_What you need to do_
Lift out all lines below that contain "this".

_Supplied material_
* START *

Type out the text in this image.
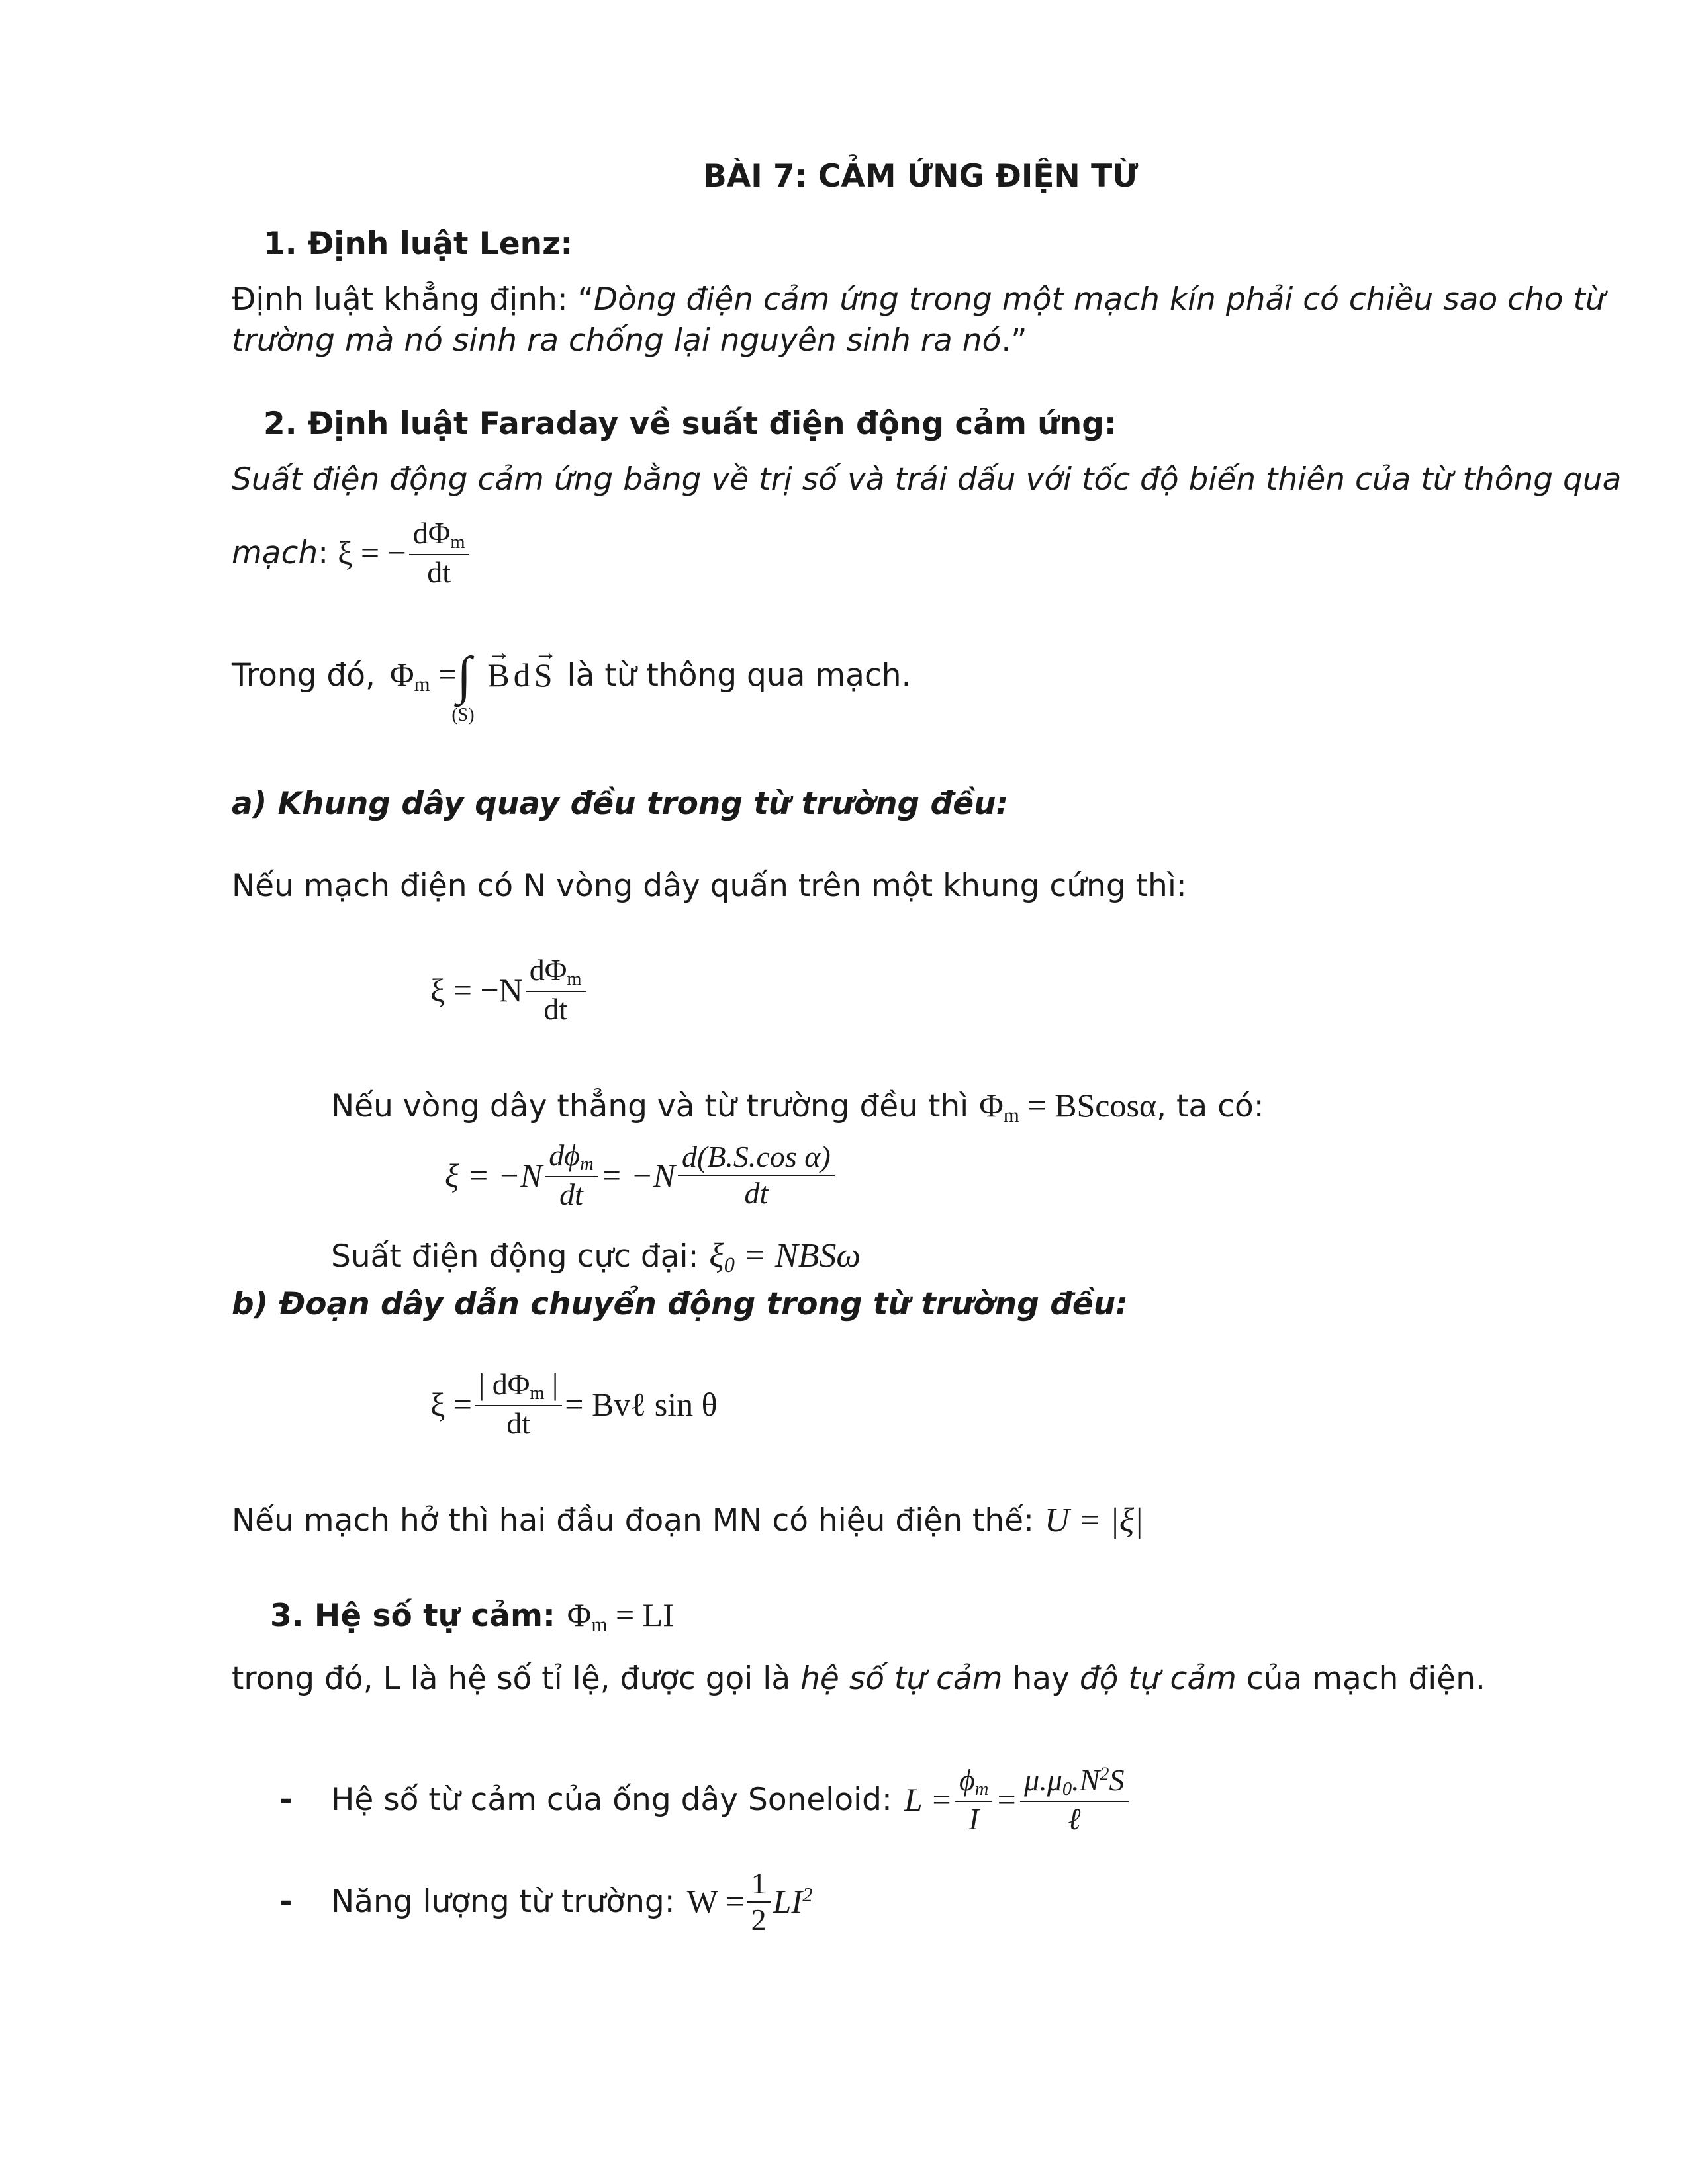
BÀI 7: CẢM ỨNG ĐIỆN TỪ
1. Định luật Lenz:
Định luật khẳng định: “Dòng điện cảm ứng trong một mạch kín phải có chiều sao cho từ
trường mà nó sinh ra chống lại nguyên sinh ra nó.”
2. Định luật Faraday về suất điện động cảm ứng:
Suất điện động cảm ứng bằng về trị số và trái dấu với tốc độ biến thiên của từ thông qua
mạch : ξ = − $\frac{d\Phi_m}{dt}$
Trong đó, $\Phi_m$ = ∫
(S)
→ B d→ S là từ thông qua mạch.
a) Khung dây quay đều trong từ trường đều:
Nếu mạch điện có N vòng dây quấn trên một khung cứng thì:
$\xi = -N \frac{d\Phi_m}{dt}$
Nếu vòng dây thẳng và từ trường đều thì $\Phi_m = BScos\alpha$ , ta có:
$\xi = -N \frac{d\phi_m}{dt} = -N \frac{\text{d(B.S.cos α)}}{dt}$
Suất điện động cực đại: $\xi_0 = NBS\omega$
b) Đoạn dây dẫn chuyển động trong từ trường đều:
$\xi = \frac{| d\Phi_m |}{dt}$ = Bvℓ sin θ
Nếu mạch hở thì hai đầu đoạn MN có hiệu điện thế: U = |ξ|
3. Hệ số tự cảm: $\Phi_m$ = LI
trong đó, L là hệ số tỉ lệ, được gọi là hệ số tự cảm hay độ tự cảm của mạch điện.
-	Hệ số từ cảm của ống dây Soneloid: $L = \frac{\phi_m}{I} = \frac{\mu.\mu_0.N^2S}{\text{ℓ}}$
-	Năng lượng từ trường: $W = \frac{1}{2} LI^2$
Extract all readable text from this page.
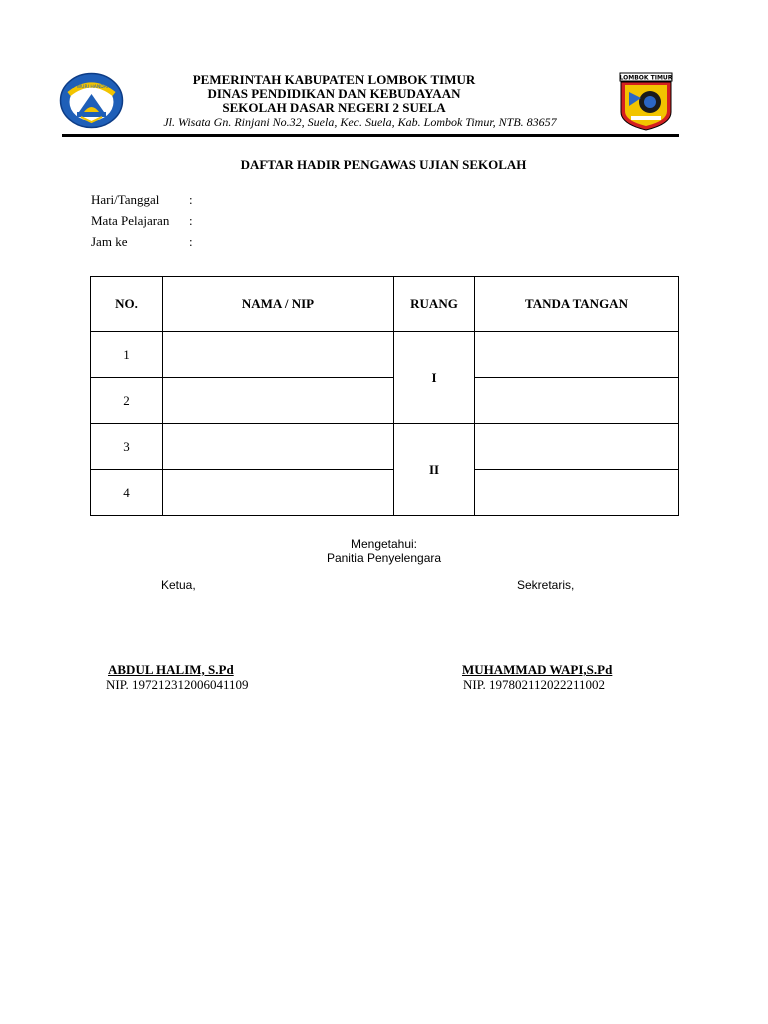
TUT WURI HANDAYANI
LOMBOK TIMUR
PEMERINTAH KABUPATEN LOMBOK TIMUR
DINAS PENDIDIKAN DAN KEBUDAYAAN
SEKOLAH DASAR NEGERI 2 SUELA
Jl. Wisata Gn. Rinjani No.32, Suela, Kec. Suela, Kab. Lombok Timur, NTB. 83657
DAFTAR HADIR PENGAWAS UJIAN SEKOLAH
Hari/Tanggal :
Mata Pelajaran :
Jam ke	:
NO.	NAMA / NIP	RUANG	TANDA TANGAN
1		I	
2			
3		II	
4			
Mengetahui:
Panitia Penyelengara
Ketua,	Sekretaris,
ABDUL HALIM, S.Pd
NIP. 197212312006041109
MUHAMMAD WAPI,S.Pd
NIP. 197802112022211002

* END *

_Response_
Type out the text in this image.
Extract all readable text from this page.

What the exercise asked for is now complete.